Instructions to follow: Gather up the lines with the word "mother" in them.

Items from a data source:

— start —

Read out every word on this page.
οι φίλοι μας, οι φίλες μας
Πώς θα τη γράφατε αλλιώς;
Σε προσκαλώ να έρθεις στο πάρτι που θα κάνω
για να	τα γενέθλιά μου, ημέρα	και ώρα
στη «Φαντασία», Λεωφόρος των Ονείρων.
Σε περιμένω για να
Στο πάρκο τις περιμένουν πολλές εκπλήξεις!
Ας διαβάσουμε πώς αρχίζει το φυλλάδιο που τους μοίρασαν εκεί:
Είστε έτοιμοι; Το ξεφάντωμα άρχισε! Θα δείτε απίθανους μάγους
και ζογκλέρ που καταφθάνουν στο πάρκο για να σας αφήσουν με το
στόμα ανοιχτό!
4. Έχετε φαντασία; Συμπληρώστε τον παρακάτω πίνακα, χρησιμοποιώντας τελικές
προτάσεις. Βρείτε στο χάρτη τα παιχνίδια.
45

— end —
— start —

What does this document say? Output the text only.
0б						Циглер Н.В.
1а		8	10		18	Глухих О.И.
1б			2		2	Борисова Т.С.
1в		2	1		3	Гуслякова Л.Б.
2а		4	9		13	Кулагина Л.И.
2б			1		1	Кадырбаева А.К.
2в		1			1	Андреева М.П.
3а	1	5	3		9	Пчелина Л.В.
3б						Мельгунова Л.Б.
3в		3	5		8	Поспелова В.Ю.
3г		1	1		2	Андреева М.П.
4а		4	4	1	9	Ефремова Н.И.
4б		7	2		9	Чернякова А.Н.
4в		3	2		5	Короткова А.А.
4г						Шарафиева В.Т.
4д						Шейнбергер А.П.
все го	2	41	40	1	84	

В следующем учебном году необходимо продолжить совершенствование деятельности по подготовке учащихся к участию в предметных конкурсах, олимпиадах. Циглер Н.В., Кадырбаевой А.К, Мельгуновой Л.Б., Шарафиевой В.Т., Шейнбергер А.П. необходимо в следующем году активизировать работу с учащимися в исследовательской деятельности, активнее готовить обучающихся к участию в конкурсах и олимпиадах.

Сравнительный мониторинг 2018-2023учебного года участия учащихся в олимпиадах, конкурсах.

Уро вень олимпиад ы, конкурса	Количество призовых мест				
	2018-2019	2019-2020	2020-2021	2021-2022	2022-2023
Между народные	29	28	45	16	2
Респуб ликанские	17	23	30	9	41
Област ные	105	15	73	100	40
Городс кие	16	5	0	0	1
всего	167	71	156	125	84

— end —
— start —

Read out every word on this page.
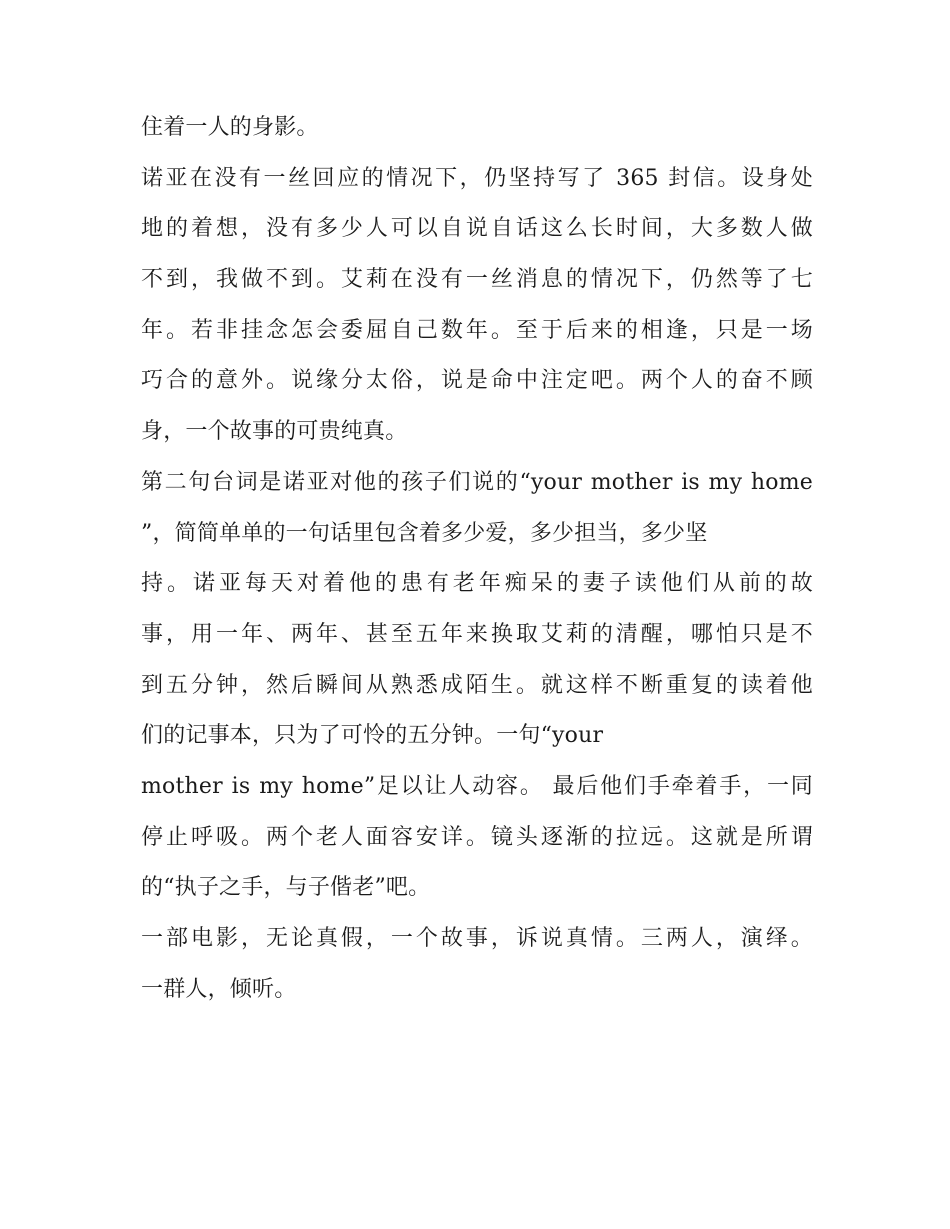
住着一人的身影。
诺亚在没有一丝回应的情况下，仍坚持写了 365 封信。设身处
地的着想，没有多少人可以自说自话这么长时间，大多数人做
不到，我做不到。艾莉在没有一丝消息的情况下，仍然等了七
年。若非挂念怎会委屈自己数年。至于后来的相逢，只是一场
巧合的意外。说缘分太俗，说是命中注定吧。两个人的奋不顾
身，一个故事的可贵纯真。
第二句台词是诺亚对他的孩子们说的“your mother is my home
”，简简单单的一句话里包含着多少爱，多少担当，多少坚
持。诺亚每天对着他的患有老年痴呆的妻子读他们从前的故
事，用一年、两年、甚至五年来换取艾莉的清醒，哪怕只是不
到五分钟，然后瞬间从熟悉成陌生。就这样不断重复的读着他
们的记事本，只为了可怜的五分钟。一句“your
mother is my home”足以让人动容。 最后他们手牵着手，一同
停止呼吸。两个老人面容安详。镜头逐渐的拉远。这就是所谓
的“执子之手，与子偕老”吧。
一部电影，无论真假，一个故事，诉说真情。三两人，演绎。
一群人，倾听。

— end —

Result of the exercise:
第二句台词是诺亚对他的孩子们说的“your mother is my home
mother is my home”足以让人动容。 最后他们手牵着手，一同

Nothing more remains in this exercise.